START

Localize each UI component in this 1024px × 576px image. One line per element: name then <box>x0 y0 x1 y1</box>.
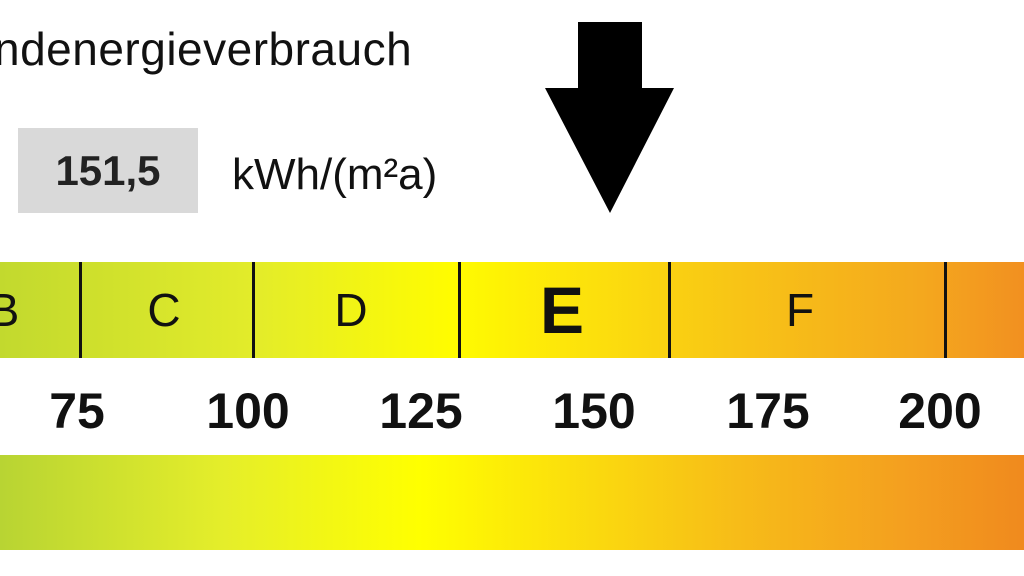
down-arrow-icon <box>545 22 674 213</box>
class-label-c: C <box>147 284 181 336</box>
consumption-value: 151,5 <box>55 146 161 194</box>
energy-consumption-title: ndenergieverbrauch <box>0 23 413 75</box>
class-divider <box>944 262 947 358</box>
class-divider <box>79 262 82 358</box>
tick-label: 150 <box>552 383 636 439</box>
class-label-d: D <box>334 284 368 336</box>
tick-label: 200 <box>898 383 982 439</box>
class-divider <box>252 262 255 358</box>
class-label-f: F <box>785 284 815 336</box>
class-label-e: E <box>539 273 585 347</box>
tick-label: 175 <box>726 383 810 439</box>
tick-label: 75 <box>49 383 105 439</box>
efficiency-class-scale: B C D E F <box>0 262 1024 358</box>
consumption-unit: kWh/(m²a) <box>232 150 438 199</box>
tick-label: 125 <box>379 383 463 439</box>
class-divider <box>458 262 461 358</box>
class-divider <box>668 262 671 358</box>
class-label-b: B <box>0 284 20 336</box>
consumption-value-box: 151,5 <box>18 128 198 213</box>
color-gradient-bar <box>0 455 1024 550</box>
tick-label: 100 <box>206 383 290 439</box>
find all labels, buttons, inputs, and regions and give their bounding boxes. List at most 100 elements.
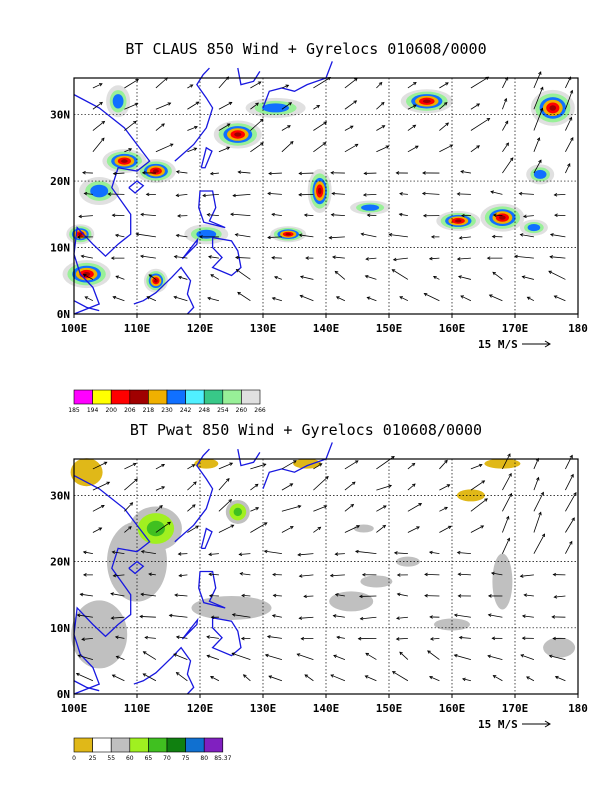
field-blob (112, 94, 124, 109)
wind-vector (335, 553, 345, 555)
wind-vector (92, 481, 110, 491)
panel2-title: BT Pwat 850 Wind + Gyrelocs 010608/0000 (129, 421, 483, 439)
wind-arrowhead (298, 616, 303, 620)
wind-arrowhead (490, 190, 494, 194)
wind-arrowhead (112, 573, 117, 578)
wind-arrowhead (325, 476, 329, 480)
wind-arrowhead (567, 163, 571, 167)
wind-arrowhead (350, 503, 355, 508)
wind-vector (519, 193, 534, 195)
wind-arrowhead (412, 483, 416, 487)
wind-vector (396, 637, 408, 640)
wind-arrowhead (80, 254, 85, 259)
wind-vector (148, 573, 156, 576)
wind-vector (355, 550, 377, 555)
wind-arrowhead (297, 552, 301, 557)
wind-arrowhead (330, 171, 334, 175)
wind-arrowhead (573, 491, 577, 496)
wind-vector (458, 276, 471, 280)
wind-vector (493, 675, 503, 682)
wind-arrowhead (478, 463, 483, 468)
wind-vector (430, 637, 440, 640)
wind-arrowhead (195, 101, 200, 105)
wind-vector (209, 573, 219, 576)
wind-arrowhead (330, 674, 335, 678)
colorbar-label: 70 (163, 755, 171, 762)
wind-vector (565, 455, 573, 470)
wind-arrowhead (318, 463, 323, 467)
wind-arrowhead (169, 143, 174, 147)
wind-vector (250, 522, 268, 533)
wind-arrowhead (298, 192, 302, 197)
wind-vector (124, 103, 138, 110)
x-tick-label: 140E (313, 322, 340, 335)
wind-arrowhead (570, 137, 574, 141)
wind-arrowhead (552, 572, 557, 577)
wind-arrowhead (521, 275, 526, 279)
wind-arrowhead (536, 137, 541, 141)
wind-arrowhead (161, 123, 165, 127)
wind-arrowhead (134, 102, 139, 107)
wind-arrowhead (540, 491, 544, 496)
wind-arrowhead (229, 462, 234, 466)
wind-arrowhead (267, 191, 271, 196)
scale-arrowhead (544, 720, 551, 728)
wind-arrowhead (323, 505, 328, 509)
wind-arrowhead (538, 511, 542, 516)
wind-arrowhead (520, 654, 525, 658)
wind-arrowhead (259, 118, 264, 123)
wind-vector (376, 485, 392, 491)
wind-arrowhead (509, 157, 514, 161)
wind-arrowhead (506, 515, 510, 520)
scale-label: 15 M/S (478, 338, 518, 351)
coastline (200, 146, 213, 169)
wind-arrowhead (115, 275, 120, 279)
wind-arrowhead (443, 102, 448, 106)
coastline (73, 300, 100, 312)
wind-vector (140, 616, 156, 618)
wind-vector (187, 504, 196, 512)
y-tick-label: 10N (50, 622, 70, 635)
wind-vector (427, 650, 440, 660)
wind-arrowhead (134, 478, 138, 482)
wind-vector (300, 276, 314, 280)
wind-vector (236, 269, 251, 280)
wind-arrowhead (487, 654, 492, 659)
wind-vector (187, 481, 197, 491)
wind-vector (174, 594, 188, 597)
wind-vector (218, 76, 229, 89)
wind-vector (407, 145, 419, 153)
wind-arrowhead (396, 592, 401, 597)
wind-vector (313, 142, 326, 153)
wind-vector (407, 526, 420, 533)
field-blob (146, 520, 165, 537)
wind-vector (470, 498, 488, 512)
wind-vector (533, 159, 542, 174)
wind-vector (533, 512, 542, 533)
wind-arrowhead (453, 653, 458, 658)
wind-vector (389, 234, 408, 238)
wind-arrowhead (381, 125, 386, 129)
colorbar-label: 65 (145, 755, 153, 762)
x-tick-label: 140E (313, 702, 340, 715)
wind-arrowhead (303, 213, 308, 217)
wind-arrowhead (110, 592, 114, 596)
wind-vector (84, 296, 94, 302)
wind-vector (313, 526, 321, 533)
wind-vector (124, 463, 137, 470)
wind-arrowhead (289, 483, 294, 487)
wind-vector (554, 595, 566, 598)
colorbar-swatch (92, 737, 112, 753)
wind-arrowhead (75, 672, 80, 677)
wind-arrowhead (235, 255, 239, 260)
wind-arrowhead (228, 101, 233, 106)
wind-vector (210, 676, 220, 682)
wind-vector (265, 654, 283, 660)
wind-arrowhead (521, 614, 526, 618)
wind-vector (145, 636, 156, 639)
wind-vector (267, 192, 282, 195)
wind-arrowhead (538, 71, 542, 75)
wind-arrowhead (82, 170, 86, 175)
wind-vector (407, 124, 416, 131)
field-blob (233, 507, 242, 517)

END

#### [Given request]
Set out every line of the items above as a Markdown table with the columns Number and Text, one numbered row per line and no rows for blank lines. Leave the pictures out.

#### [Finished task]
| Number | Text |
|---|---|
| 1 | Localize each UI component in this 1024px × 576px image. One line per element: name then <box>x0 y0 x1 y1</box>. |
| 2 | down-arrow-icon <box>545 22 674 213</box> |
| 3 | class-label-c: C <box>147 284 181 336</box> |
| 4 | consumption-value: 151,5 <box>55 146 161 194</box> |
| 5 | energy-consumption-title: ndenergieverbrauch <box>0 23 413 75</box> |
| 6 | class-divider <box>944 262 947 358</box> |
| 7 | class-divider <box>79 262 82 358</box> |
| 8 | tick-label: 150 <box>552 383 636 439</box> |
| 9 | class-label-d: D <box>334 284 368 336</box> |
| 10 | tick-label: 200 <box>898 383 982 439</box> |
| 11 | class-divider <box>252 262 255 358</box> |
| 12 | class-label-f: F <box>785 284 815 336</box> |
| 13 | class-label-e: E <box>539 273 585 347</box> |
| 14 | tick-label: 175 <box>726 383 810 439</box> |
| 15 | tick-label: 75 <box>49 383 105 439</box> |
| 16 | efficiency-class-scale: B C D E F <box>0 262 1024 358</box> |
| 17 | consumption-unit: kWh/(m²a) <box>232 150 438 199</box> |
| 18 | tick-label: 125 <box>379 383 463 439</box> |
| 19 | class-divider <box>458 262 461 358</box> |
| 20 | class-divider <box>668 262 671 358</box> |
| 21 | class-label-b: B <box>0 284 20 336</box> |
| 22 | consumption-value-box: 151,5 <box>18 128 198 213</box> |
| 23 | color-gradient-bar <box>0 455 1024 550</box> |
| 24 | tick-label: 100 <box>206 383 290 439</box> |
| 25 | find all labels, buttons, inputs, and regions and give their bounding boxes. List at most 100 elements. |
| 26 | field-blob (112, 94, 124, 109) |
| 27 | wind-vector (335, 553, 345, 555) |
| 28 | wind-vector (92, 481, 110, 491) |
| 29 | panel2-title: BT Pwat 850 Wind + Gyrelocs 010608/0000 (129, 421, 483, 439) |
| 30 | wind-arrowhead (298, 616, 303, 620) |
| 31 | wind-arrowhead (490, 190, 494, 194) |
| 32 | wind-arrowhead (112, 573, 117, 578) |
| 33 | wind-arrowhead (325, 476, 329, 480) |
| 34 | wind-arrowhead (567, 163, 571, 167) |
| 35 | wind-arrowhead (350, 503, 355, 508) |
| 36 | wind-vector (519, 193, 534, 195) |
| 37 | wind-arrowhead (412, 483, 416, 487) |
| 38 | wind-vector (396, 637, 408, 640) |
| 39 | wind-arrowhead (80, 254, 85, 259) |
| 40 | wind-vector (148, 573, 156, 576) |
| 41 | wind-vector (355, 550, 377, 555) |
| 42 | wind-arrowhead (297, 552, 301, 557) |
| 43 | wind-arrowhead (330, 171, 334, 175) |
| 44 | wind-arrowhead (573, 491, 577, 496) |
| 45 | wind-vector (458, 276, 471, 280) |
| 46 | wind-vector (493, 675, 503, 682) |
| 47 | wind-arrowhead (478, 463, 483, 468) |
| 48 | wind-vector (430, 637, 440, 640) |
| 49 | wind-arrowhead (195, 101, 200, 105) |
| 50 | wind-vector (209, 573, 219, 576) |
| 51 | wind-arrowhead (330, 674, 335, 678) |
| 52 | colorbar-label: 70 (163, 755, 171, 762) |
| 53 | wind-vector (565, 455, 573, 470) |
| 54 | wind-arrowhead (318, 463, 323, 467) |
| 55 | wind-arrowhead (169, 143, 174, 147) |
| 56 | wind-vector (250, 522, 268, 533) |
| 57 | wind-arrowhead (298, 192, 302, 197) |
| 58 | wind-vector (124, 103, 138, 110) |
| 59 | x-tick-label: 140E (313, 322, 340, 335) |
| 60 | wind-arrowhead (570, 137, 574, 141) |
| 61 | wind-arrowhead (552, 572, 557, 577) |
| 62 | wind-arrowhead (521, 275, 526, 279) |
| 63 | wind-arrowhead (536, 137, 541, 141) |
| 64 | wind-arrowhead (161, 123, 165, 127) |
| 65 | wind-arrowhead (134, 102, 139, 107) |
| 66 | wind-arrowhead (540, 491, 544, 496) |
| 67 | wind-arrowhead (229, 462, 234, 466) |
| 68 | wind-arrowhead (267, 191, 271, 196) |
| 69 | scale-arrowhead (544, 720, 551, 728) |
| 70 | wind-arrowhead (323, 505, 328, 509) |
| 71 | wind-arrowhead (538, 511, 542, 516) |
| 72 | wind-arrowhead (520, 654, 525, 658) |
| 73 | wind-arrowhead (259, 118, 264, 123) |
| 74 | wind-vector (376, 485, 392, 491) |
| 75 | wind-arrowhead (509, 157, 514, 161) |
| 76 | wind-arrowhead (506, 515, 510, 520) |
| 77 | scale-label: 15 M/S (478, 338, 518, 351) |
| 78 | coastline (200, 146, 213, 169) |
| 79 | wind-arrowhead (115, 275, 120, 279) |
| 80 | wind-arrowhead (443, 102, 448, 106) |
| 81 | coastline (73, 300, 100, 312) |
| 82 | wind-vector (140, 616, 156, 618) |
| 83 | wind-vector (187, 504, 196, 512) |
| 84 | y-tick-label: 10N (50, 622, 70, 635) |
| 85 | wind-vector (427, 650, 440, 660) |
| 86 | wind-arrowhead (134, 478, 138, 482) |
| 87 | wind-vector (300, 276, 314, 280) |
| 88 | wind-vector (236, 269, 251, 280) |
| 89 | wind-arrowhead (487, 654, 492, 659) |
| 90 | wind-vector (187, 481, 197, 491) |
| 91 | wind-vector (174, 594, 188, 597) |
| 92 | wind-vector (218, 76, 229, 89) |
| 93 | wind-vector (407, 145, 419, 153) |
| 94 | wind-arrowhead (396, 592, 401, 597) |
| 95 | wind-vector (313, 142, 326, 153) |
| 96 | wind-vector (407, 526, 420, 533) |
| 97 | field-blob (146, 520, 165, 537) |
| 98 | wind-vector (470, 498, 488, 512) |
| 99 | wind-vector (533, 159, 542, 174) |
| 100 | wind-vector (533, 512, 542, 533) |
| 101 | wind-arrowhead (453, 653, 458, 658) |
| 102 | wind-vector (389, 234, 408, 238) |
| 103 | wind-arrowhead (381, 125, 386, 129) |
| 104 | colorbar-label: 65 (145, 755, 153, 762) |
| 105 | x-tick-label: 140E (313, 702, 340, 715) |
| 106 | wind-arrowhead (303, 213, 308, 217) |
| 107 | wind-arrowhead (110, 592, 114, 596) |
| 108 | wind-vector (84, 296, 94, 302) |
| 109 | wind-vector (313, 526, 321, 533) |
| 110 | wind-vector (124, 463, 137, 470) |
| 111 | wind-arrowhead (289, 483, 294, 487) |
| 112 | wind-vector (554, 595, 566, 598) |
| 113 | colorbar-swatch (92, 737, 112, 753) |
| 114 | wind-arrowhead (75, 672, 80, 677) |
| 115 | wind-arrowhead (235, 255, 239, 260) |
| 116 | wind-arrowhead (228, 101, 233, 106) |
| 117 | wind-vector (210, 676, 220, 682) |
| 118 | wind-vector (265, 654, 283, 660) |
| 119 | wind-arrowhead (521, 614, 526, 618) |
| 120 | wind-vector (145, 636, 156, 639) |
| 121 | wind-vector (267, 192, 282, 195) |
| 122 | wind-arrowhead (538, 71, 542, 75) |
| 123 | wind-arrowhead (82, 170, 86, 175) |
| 124 | wind-vector (407, 124, 416, 131) |
| 125 | field-blob (233, 507, 242, 517) |